_INSTRUCTIONS FOR THE TASK_. Give every line below again, exactly.

※ ※ ※

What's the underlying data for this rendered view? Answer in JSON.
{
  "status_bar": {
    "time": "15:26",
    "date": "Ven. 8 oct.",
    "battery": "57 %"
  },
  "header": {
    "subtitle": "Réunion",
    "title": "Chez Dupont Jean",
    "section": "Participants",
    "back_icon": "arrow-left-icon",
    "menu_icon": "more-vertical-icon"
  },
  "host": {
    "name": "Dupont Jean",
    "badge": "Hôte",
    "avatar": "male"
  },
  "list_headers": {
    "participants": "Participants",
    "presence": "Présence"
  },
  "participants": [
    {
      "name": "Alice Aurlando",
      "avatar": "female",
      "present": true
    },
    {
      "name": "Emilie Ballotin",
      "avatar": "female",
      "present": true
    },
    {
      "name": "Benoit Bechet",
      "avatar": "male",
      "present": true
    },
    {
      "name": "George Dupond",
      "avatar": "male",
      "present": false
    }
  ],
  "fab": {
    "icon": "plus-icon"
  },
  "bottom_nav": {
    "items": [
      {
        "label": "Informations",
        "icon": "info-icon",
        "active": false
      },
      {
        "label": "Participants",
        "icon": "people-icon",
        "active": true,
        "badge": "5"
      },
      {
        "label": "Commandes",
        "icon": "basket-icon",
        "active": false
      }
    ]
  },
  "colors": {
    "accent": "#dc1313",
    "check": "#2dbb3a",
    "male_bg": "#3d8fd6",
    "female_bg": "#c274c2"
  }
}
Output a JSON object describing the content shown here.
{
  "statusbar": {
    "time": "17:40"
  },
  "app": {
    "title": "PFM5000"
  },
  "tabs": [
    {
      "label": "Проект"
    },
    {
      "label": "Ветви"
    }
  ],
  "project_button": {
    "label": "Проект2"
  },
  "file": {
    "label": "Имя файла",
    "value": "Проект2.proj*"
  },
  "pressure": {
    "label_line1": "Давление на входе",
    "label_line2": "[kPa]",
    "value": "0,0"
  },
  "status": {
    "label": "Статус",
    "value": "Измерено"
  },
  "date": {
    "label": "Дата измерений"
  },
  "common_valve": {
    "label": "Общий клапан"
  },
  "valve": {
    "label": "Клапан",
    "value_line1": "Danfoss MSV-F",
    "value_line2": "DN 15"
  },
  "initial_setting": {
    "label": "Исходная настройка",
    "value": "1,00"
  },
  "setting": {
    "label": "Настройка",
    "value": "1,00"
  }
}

※ ※ ※

_EXERCISE OUTPUT_.
What's the underlying data for this rendered view? Answer in JSON.
{
  "status_bar": {
    "time": "15:26",
    "date": "Ven. 8 oct.",
    "battery": "57 %"
  },
  "header": {
    "subtitle": "Réunion",
    "title": "Chez Dupont Jean",
    "section": "Participants",
    "back_icon": "arrow-left-icon",
    "menu_icon": "more-vertical-icon"
  },
  "host": {
    "name": "Dupont Jean",
    "badge": "Hôte",
    "avatar": "male"
  },
  "list_headers": {
    "participants": "Participants",
    "presence": "Présence"
  },
  "participants": [
    {
      "name": "Alice Aurlando",
      "avatar": "female",
      "present": true
    },
    {
      "name": "Emilie Ballotin",
      "avatar": "female",
      "present": true
    },
    {
      "name": "Benoit Bechet",
      "avatar": "male",
      "present": true
    },
    {
      "name": "George Dupond",
      "avatar": "male",
      "present": false
    }
  ],
  "fab": {
    "icon": "plus-icon"
  },
  "bottom_nav": {
    "items": [
      {
        "label": "Informations",
        "icon": "info-icon",
        "active": false
      },
      {
        "label": "Participants",
        "icon": "people-icon",
        "active": true,
        "badge": "5"
      },
      {
        "label": "Commandes",
        "icon": "basket-icon",
        "active": false
      }
    ]
  },
  "colors": {
    "accent": "#dc1313",
    "check": "#2dbb3a",
    "male_bg": "#3d8fd6",
    "female_bg": "#c274c2"
  }
}
Output a JSON object describing the content shown here.
{
  "statusbar": {
    "time": "17:40"
  },
  "app": {
    "title": "PFM5000"
  },
  "tabs": [
    {
      "label": "Проект"
    },
    {
      "label": "Ветви"
    }
  ],
  "project_button": {
    "label": "Проект2"
  },
  "file": {
    "label": "Имя файла",
    "value": "Проект2.proj*"
  },
  "pressure": {
    "label_line1": "Давление на входе",
    "label_line2": "[kPa]",
    "value": "0,0"
  },
  "status": {
    "label": "Статус",
    "value": "Измерено"
  },
  "date": {
    "label": "Дата измерений"
  },
  "common_valve": {
    "label": "Общий клапан"
  },
  "valve": {
    "label": "Клапан",
    "value_line1": "Danfoss MSV-F",
    "value_line2": "DN 15"
  },
  "initial_setting": {
    "label": "Исходная настройка",
    "value": "1,00"
  },
  "setting": {
    "label": "Настройка",
    "value": "1,00"
  }
}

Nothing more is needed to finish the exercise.